## Text shown:
=-=-=-=-=

The weekend of long anticipation has come and gone. Holly & Bill made the long 9 hour drive to come visit and watch Michigan play Minnesota in the Metrodome on Saturday! The weekend brought many revelations. First and foremost is the now confirmed fact that i am officially losing my long term memory! Let me remind you that i am from Michigan.. The U.P. nonetheless, which makes me a yooper. Among many yooper instincts is that of the game of euchre. If there is anything i remember the most of my youth in DeTour it is 2 things. Partying and euchre. Holly and i practically had an entire side language for table talk. We were all Helen Keller like in our ways of hand gestures. So Friday night as we were drunk off our arses we figured lets play the boys at euchre!!! And then it hit me.. I DON'T REMEMBER HOW TO PLAY! I legitimately was at a loss of memory for the game. Even down to the point that you only use 9's, 10's and face cards. Or even that you used the 5's to keep score. How does that happen? How do you 100% forget something that was practically instilled in you in the womb?? It is really quite scary. After a brush up lesson most of it had come back to me, but i had forgotten all my strategery, all our table talk, everything :( Makes you wonder what else in life you have forgotten??
And now on to revelation number deuce... I am now officially past the age where getting drunk before noon is something i can handle! The game was at 11, so needless to say by 12 we were completely wasted. We managed to make it through the entire game unscathed in our Michigan gear. However, two young lads directly in the next row down from us were verbally abused the entire time. Maybe we went unassaulted because people mistook Holly for Sarah Palin.. PEW PEW PEW (wink)!

=-=-=-=-=

## Input rows:
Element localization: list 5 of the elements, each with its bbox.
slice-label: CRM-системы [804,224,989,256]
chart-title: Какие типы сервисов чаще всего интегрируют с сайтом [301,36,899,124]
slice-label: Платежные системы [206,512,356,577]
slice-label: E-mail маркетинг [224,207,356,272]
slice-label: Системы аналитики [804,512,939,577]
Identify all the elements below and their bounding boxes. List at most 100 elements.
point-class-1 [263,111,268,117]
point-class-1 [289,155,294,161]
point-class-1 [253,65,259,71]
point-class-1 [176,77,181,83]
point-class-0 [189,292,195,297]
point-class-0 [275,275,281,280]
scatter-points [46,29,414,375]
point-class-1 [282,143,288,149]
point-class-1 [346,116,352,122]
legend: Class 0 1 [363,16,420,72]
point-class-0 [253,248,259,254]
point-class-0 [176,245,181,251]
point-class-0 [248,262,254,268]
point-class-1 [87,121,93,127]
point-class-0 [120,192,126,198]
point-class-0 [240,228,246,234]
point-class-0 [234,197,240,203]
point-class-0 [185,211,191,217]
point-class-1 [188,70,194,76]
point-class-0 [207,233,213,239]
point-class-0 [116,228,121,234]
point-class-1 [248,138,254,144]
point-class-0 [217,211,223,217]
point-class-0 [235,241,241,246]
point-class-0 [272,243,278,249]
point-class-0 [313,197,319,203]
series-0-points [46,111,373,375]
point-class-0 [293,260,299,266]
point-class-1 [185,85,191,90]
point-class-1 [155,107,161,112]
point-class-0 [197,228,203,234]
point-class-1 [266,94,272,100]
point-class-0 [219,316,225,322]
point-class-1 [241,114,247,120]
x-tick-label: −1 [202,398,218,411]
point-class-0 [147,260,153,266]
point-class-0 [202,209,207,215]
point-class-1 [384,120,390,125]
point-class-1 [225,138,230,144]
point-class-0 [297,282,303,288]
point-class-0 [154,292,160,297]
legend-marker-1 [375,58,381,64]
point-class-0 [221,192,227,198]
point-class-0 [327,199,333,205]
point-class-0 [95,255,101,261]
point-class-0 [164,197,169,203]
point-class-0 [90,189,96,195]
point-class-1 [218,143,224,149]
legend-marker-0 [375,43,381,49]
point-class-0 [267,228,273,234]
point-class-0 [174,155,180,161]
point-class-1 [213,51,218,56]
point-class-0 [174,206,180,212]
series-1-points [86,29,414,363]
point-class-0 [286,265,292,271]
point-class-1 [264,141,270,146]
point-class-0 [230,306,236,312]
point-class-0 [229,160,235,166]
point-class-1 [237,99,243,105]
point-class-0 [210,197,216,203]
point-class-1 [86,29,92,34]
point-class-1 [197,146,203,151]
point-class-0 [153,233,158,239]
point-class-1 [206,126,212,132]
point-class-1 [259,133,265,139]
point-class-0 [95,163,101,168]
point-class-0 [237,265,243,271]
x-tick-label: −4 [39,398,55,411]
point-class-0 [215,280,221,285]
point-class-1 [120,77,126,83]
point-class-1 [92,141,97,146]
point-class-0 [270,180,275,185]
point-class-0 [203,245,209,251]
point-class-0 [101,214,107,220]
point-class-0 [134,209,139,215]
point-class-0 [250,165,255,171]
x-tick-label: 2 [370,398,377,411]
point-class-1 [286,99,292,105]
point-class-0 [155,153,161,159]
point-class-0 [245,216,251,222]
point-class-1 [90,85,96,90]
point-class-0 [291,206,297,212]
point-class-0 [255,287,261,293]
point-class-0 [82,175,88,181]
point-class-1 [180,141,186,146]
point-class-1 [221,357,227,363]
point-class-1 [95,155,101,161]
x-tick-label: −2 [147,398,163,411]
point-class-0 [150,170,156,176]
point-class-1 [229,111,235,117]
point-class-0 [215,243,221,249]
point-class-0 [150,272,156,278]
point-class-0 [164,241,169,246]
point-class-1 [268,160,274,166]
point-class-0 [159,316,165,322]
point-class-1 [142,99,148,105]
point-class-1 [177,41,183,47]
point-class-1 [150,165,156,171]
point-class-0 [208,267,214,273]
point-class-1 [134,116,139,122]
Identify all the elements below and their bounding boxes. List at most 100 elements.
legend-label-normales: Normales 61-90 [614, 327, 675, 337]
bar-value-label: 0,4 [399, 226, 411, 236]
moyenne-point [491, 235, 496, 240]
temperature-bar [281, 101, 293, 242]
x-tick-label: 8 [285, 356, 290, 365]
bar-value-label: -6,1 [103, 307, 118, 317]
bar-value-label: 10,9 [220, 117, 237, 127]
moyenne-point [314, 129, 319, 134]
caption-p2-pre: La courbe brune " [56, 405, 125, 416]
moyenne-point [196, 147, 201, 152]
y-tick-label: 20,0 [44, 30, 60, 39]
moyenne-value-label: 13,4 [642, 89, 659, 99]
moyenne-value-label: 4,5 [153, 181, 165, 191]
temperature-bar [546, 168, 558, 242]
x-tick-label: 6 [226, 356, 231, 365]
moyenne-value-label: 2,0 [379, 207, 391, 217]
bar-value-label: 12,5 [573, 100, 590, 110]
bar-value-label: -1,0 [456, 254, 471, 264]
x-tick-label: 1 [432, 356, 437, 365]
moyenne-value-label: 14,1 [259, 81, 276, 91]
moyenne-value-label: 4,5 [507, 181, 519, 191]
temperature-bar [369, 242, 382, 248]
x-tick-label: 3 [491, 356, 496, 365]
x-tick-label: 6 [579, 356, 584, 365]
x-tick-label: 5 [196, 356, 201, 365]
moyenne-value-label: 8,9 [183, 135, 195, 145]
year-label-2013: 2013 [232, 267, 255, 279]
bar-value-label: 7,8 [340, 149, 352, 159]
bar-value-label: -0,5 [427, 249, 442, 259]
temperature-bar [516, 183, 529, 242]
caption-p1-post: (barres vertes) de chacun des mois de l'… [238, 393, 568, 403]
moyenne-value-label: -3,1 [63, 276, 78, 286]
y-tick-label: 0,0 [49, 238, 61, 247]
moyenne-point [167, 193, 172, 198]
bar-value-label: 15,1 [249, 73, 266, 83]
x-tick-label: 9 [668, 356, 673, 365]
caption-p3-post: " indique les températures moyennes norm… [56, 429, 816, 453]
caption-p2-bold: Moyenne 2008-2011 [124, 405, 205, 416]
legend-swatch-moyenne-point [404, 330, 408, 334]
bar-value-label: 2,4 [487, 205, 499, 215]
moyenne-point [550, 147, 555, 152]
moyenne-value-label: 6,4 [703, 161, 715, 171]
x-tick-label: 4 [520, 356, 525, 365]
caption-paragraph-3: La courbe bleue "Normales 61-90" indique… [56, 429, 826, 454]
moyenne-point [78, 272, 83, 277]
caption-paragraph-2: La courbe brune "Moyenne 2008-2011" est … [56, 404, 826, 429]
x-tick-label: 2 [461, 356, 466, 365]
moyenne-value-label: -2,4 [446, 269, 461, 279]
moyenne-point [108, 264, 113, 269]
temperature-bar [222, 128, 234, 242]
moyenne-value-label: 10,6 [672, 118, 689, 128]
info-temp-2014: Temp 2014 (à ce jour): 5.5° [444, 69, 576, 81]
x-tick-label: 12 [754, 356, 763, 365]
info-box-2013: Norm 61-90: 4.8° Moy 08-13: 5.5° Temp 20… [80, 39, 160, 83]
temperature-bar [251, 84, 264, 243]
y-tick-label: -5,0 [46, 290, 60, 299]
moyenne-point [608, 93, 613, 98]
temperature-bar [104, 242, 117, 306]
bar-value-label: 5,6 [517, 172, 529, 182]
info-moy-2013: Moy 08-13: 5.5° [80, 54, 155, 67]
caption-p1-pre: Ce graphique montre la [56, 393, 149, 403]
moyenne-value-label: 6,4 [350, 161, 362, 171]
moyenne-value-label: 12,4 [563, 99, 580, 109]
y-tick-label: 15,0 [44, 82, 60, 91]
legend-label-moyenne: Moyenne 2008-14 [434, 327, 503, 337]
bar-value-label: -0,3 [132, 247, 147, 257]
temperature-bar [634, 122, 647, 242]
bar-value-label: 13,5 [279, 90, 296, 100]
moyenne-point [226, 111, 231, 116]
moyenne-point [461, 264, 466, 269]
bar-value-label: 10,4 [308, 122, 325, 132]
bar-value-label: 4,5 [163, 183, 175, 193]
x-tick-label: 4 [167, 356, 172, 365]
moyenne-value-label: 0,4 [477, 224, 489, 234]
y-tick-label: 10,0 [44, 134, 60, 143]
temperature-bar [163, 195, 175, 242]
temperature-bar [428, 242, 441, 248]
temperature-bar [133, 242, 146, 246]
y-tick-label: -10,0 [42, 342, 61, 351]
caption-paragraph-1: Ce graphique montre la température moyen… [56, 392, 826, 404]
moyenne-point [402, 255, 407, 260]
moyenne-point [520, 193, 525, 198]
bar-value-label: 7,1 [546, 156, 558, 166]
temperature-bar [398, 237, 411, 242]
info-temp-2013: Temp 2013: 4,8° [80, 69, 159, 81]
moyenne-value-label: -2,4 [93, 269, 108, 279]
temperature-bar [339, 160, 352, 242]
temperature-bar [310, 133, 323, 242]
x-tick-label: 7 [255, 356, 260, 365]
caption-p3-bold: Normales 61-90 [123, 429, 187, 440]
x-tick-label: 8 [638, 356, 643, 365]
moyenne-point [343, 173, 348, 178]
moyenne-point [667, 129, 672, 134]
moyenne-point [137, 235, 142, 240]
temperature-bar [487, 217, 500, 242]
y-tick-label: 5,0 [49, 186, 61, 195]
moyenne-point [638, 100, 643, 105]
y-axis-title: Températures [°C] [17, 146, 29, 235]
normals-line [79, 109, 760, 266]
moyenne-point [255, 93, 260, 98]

=-=-=-=-=

## Task set:
**1.** Return the entries word for word, from the first line of the entries through the line with "point-class-0 [234,197,240,203]".
**2.** Carry the post about the Michigan game weekend forward from its last sentence.

## Answers in order:
**1.**
Element localization: list 5 of the elements, each with its bbox.
slice-label: CRM-системы [804,224,989,256]
chart-title: Какие типы сервисов чаще всего интегрируют с сайтом [301,36,899,124]
slice-label: Платежные системы [206,512,356,577]
slice-label: E-mail маркетинг [224,207,356,272]
slice-label: Системы аналитики [804,512,939,577]
Identify all the elements below and their bounding boxes. List at most 100 elements.
point-class-1 [263,111,268,117]
point-class-1 [289,155,294,161]
point-class-1 [253,65,259,71]
point-class-1 [176,77,181,83]
point-class-0 [189,292,195,297]
point-class-0 [275,275,281,280]
scatter-points [46,29,414,375]
point-class-1 [282,143,288,149]
point-class-1 [346,116,352,122]
legend: Class 0 1 [363,16,420,72]
point-class-0 [253,248,259,254]
point-class-0 [176,245,181,251]
point-class-0 [248,262,254,268]
point-class-1 [87,121,93,127]
point-class-0 [120,192,126,198]
point-class-0 [240,228,246,234]
point-class-0 [234,197,240,203]

**2.**
Holly: You'd make the perfect boyfriend.
Me: Why's that?
Holly: Because you're so much shorter and it's easy to walk around next to you!
Me: (Sarcastically) Remind me to make you wear flats in my wedding!
Holly: Nah, just stick me down on the end, one of your sisters will be standing next to you anyways.
Me: Actually, i was wondering if you'd be my maid of honor..
Then there was some mushy stuff, and some hugging, and i even think tears welled up in her eyes (Which if you really know Holly you know how unemotional she likes to remain). So after a few minutes of some special bonding over the moment and telling her that i just couldn't choose one sister over the other and that when i really thought about it i just couldn't imagine anyone else standing next to me other than her, the conversation continues something to the sorts of this...
Holly: You're not really going to make me wear flats are you?
Me: Noooooooooooooooooooooo......... Well.......... Maybe.
Holly: Well... I guess it depends on what the dress looks like.
So to all my bridesmaids out there, blame Holly if i end up putting you in a foor length dress! haha. Let's not forget this picture of her and I from this summer. GLARING height difference. (To her defense she was in heels and i was in flats, but she's still Sasquatch like in her height.)


As i said in the beginning, you can take the girl out of Michigan but not the Michigan out of the girl. It really makes me think back to the DMB song Best Of What's Around.
"Turns out not where but who you're with that really matters"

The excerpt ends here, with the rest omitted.